Repeat each entry as written and leave the images out of the copy.

_ _ _ _ _ _ _

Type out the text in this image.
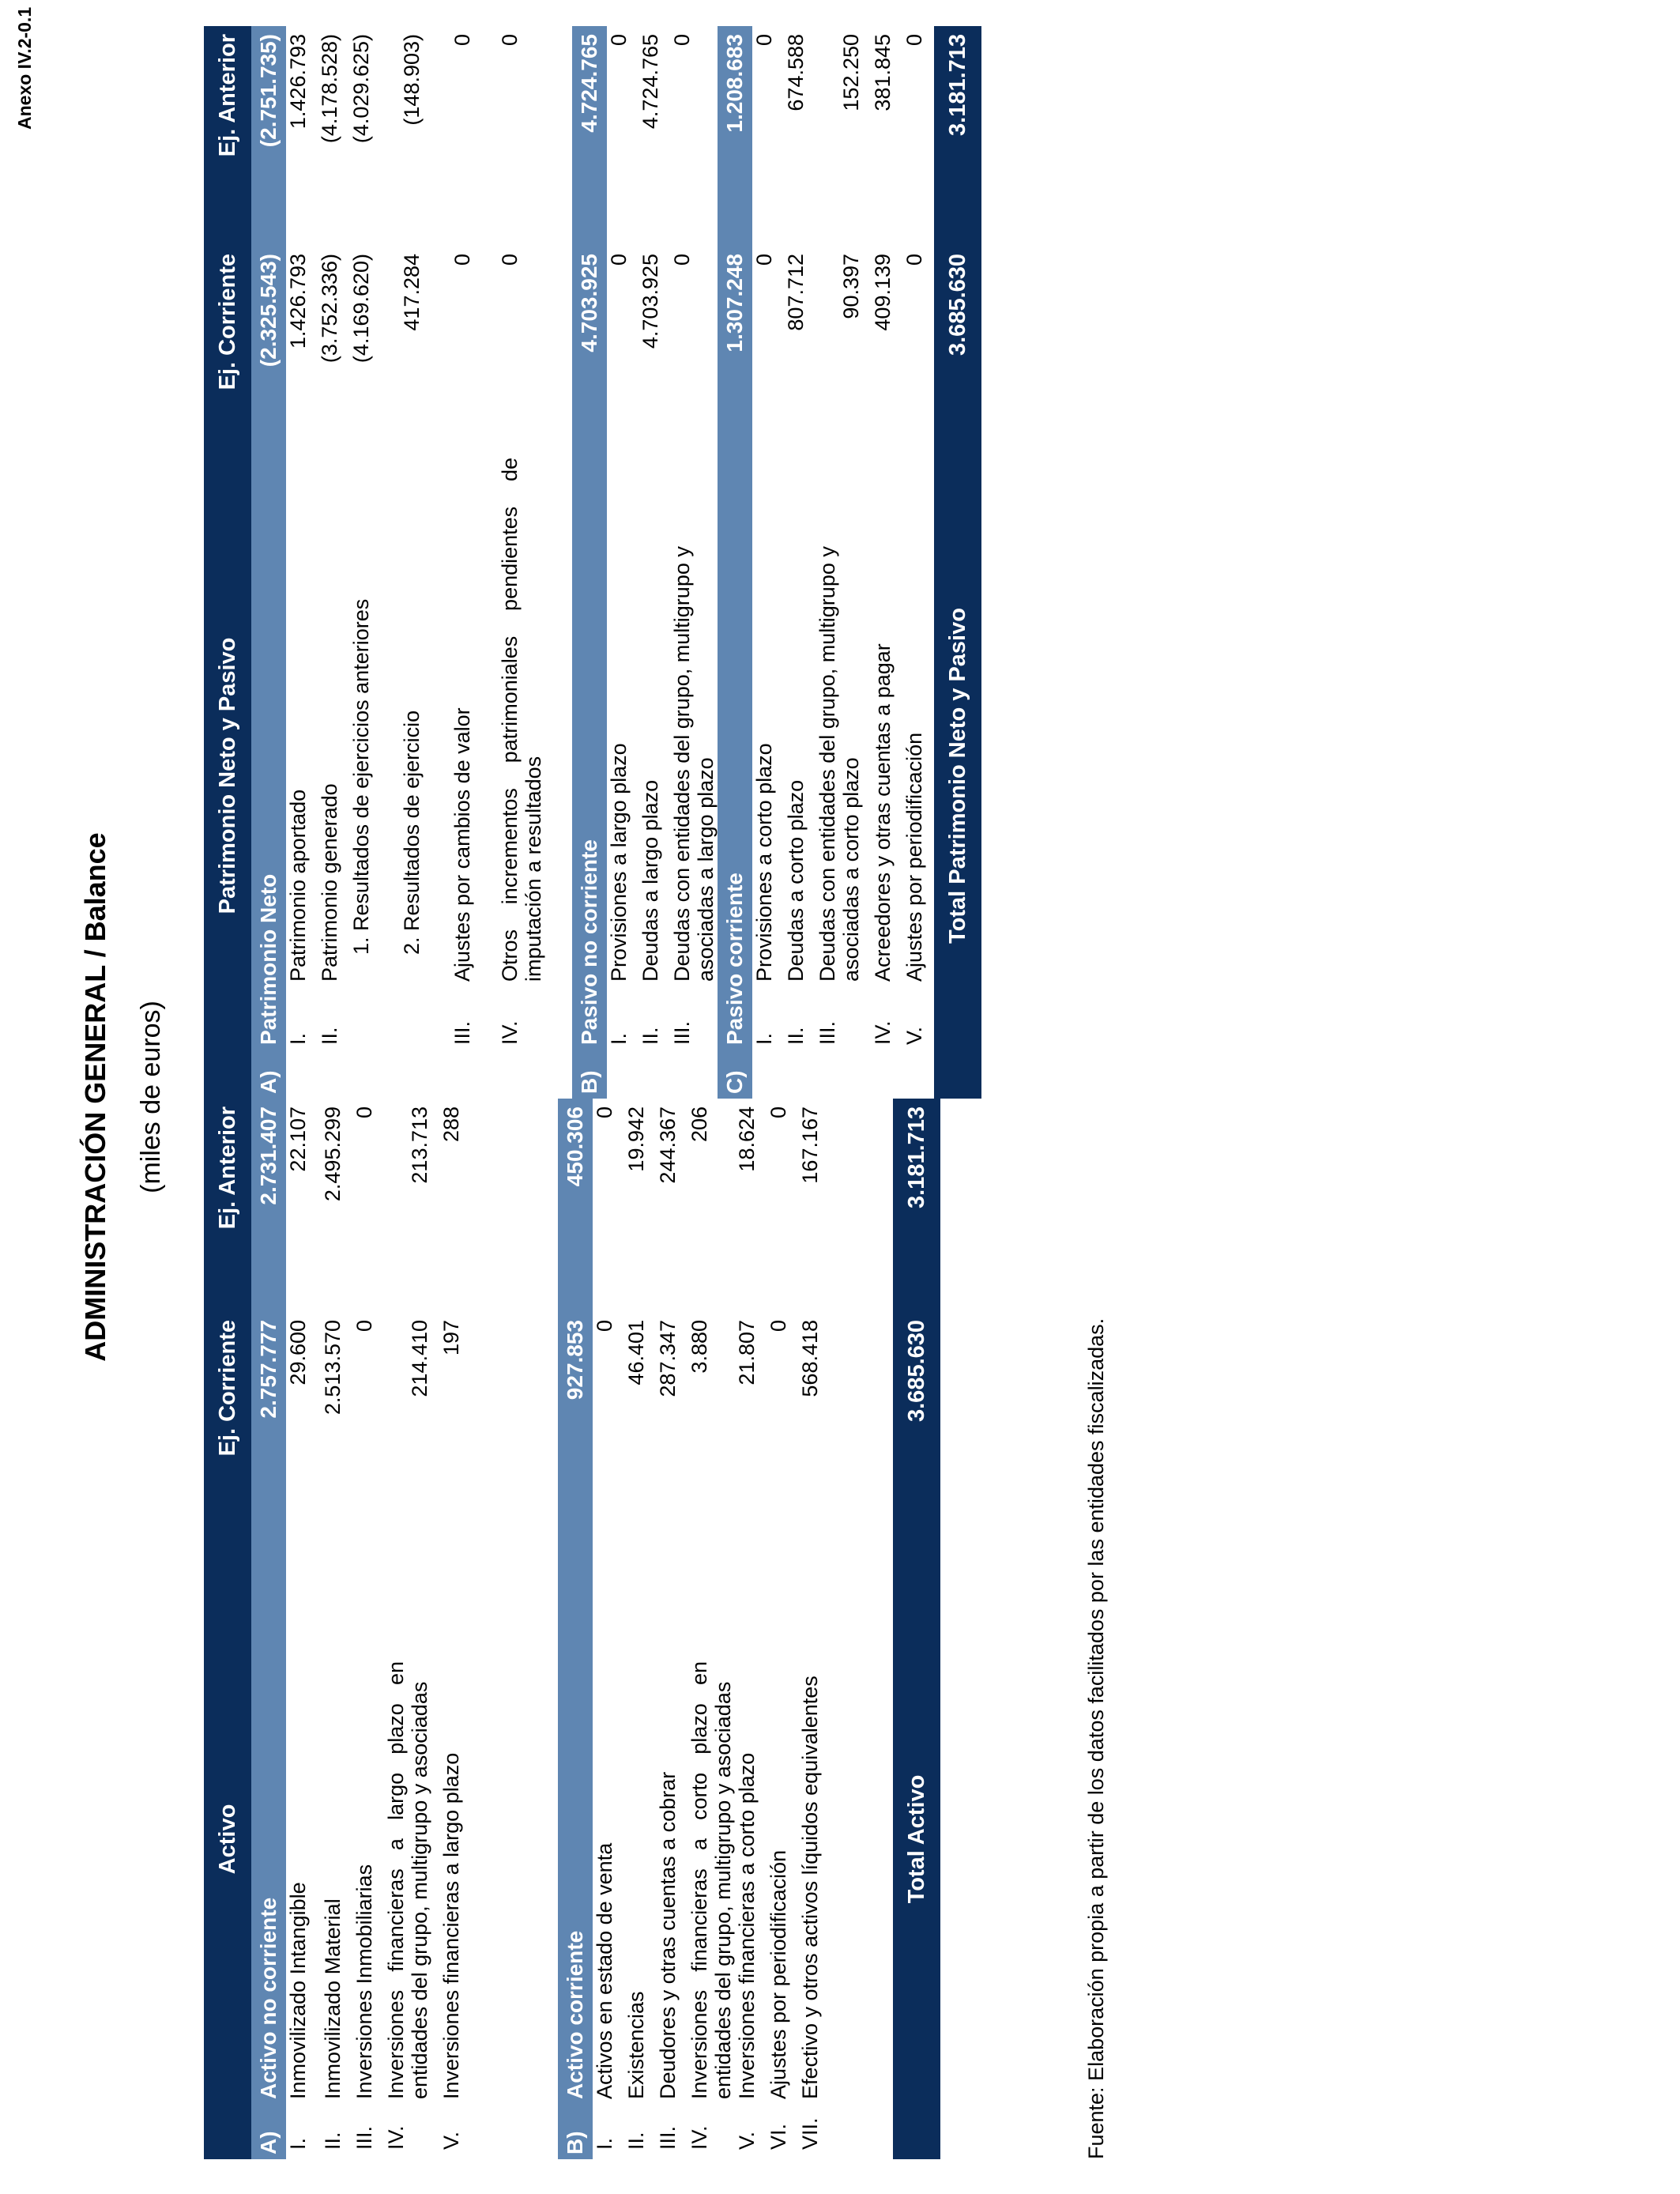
Anexo IV.2-0.1
ADMINISTRACIÓN GENERAL / Balance (miles de euros)
Activo		Ej. Corriente	Ej. Anterior
A)	Activo no corriente	2.757.777	2.731.407
I.	Inmovilizado Intangible	29.600	22.107
II.	Inmovilizado Material	2.513.570	2.495.299
III.	Inversiones Inmobiliarias	0	0
IV.	Inversiones financieras a largo plazo en entidades del grupo, multigrupo y asociadas	214.410	213.713
V.	Inversiones financieras a largo plazo	197	288

B)	Activo corriente	927.853	450.306
I.	Activos en estado de venta	0	0
II.	Existencias	46.401	19.942
III.	Deudores y otras cuentas a cobrar	287.347	244.367
IV.	Inversiones financieras a corto plazo en entidades del grupo, multigrupo y asociadas	3.880	206
V.	Inversiones financieras a corto plazo	21.807	18.624
VI.	Ajustes por periodificación	0	0
VII.	Efectivo y otros activos líquidos equivalentes	568.418	167.167

Total Activo		3.685.630	3.181.713
Patrimonio Neto y Pasivo			Ej. Corriente	Ej. Anterior
A)	Patrimonio Neto		(2.325.543)	(2.751.735)
	I.	Patrimonio aportado	1.426.793	1.426.793
	II.	Patrimonio generado	(3.752.336)	(4.178.528)
		1. Resultados de ejercicios anteriores	(4.169.620)	(4.029.625)
		2. Resultados de ejercicio	417.284	(148.903)
	III.	Ajustes por cambios de valor	0	0
	IV.	Otros incrementos patrimoniales pendientes de imputación a resultados	0	0

B)	Pasivo no corriente		4.703.925	4.724.765
	I.	Provisiones a largo plazo	0	0
	II.	Deudas a largo plazo	4.703.925	4.724.765
	III.	Deudas con entidades del grupo, multigrupo y asociadas a largo plazo	0	0
C)	Pasivo corriente		1.307.248	1.208.683
	I.	Provisiones a corto plazo	0	0
	II.	Deudas a corto plazo	807.712	674.588
	III.	Deudas con entidades del grupo, multigrupo y asociadas a corto plazo	90.397	152.250
	IV.	Acreedores y otras cuentas a pagar	409.139	381.845
	V.	Ajustes por periodificación	0	0
Total Patrimonio Neto y Pasivo			3.685.630	3.181.713
Fuente: Elaboración propia a partir de los datos facilitados por las entidades fiscalizadas.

_ _ _ _ _ _ _

_FINISHED TASK_:
Type out the text in this image.
Anexo IV.2-0.1
ADMINISTRACIÓN GENERAL / Balance (miles de euros)
Activo		Ej. Corriente	Ej. Anterior
A)	Activo no corriente	2.757.777	2.731.407
I.	Inmovilizado Intangible	29.600	22.107
II.	Inmovilizado Material	2.513.570	2.495.299
III.	Inversiones Inmobiliarias	0	0
IV.	Inversiones financieras a largo plazo en entidades del grupo, multigrupo y asociadas	214.410	213.713
V.	Inversiones financieras a largo plazo	197	288

B)	Activo corriente	927.853	450.306
I.	Activos en estado de venta	0	0
II.	Existencias	46.401	19.942
III.	Deudores y otras cuentas a cobrar	287.347	244.367
IV.	Inversiones financieras a corto plazo en entidades del grupo, multigrupo y asociadas	3.880	206
V.	Inversiones financieras a corto plazo	21.807	18.624
VI.	Ajustes por periodificación	0	0
VII.	Efectivo y otros activos líquidos equivalentes	568.418	167.167

Total Activo		3.685.630	3.181.713
Patrimonio Neto y Pasivo			Ej. Corriente	Ej. Anterior
A)	Patrimonio Neto		(2.325.543)	(2.751.735)
	I.	Patrimonio aportado	1.426.793	1.426.793
	II.	Patrimonio generado	(3.752.336)	(4.178.528)
		1. Resultados de ejercicios anteriores	(4.169.620)	(4.029.625)
		2. Resultados de ejercicio	417.284	(148.903)
	III.	Ajustes por cambios de valor	0	0
	IV.	Otros incrementos patrimoniales pendientes de imputación a resultados	0	0

B)	Pasivo no corriente		4.703.925	4.724.765
	I.	Provisiones a largo plazo	0	0
	II.	Deudas a largo plazo	4.703.925	4.724.765
	III.	Deudas con entidades del grupo, multigrupo y asociadas a largo plazo	0	0
C)	Pasivo corriente		1.307.248	1.208.683
	I.	Provisiones a corto plazo	0	0
	II.	Deudas a corto plazo	807.712	674.588
	III.	Deudas con entidades del grupo, multigrupo y asociadas a corto plazo	90.397	152.250
	IV.	Acreedores y otras cuentas a pagar	409.139	381.845
	V.	Ajustes por periodificación	0	0
Total Patrimonio Neto y Pasivo			3.685.630	3.181.713
Fuente: Elaboración propia a partir de los datos facilitados por las entidades fiscalizadas.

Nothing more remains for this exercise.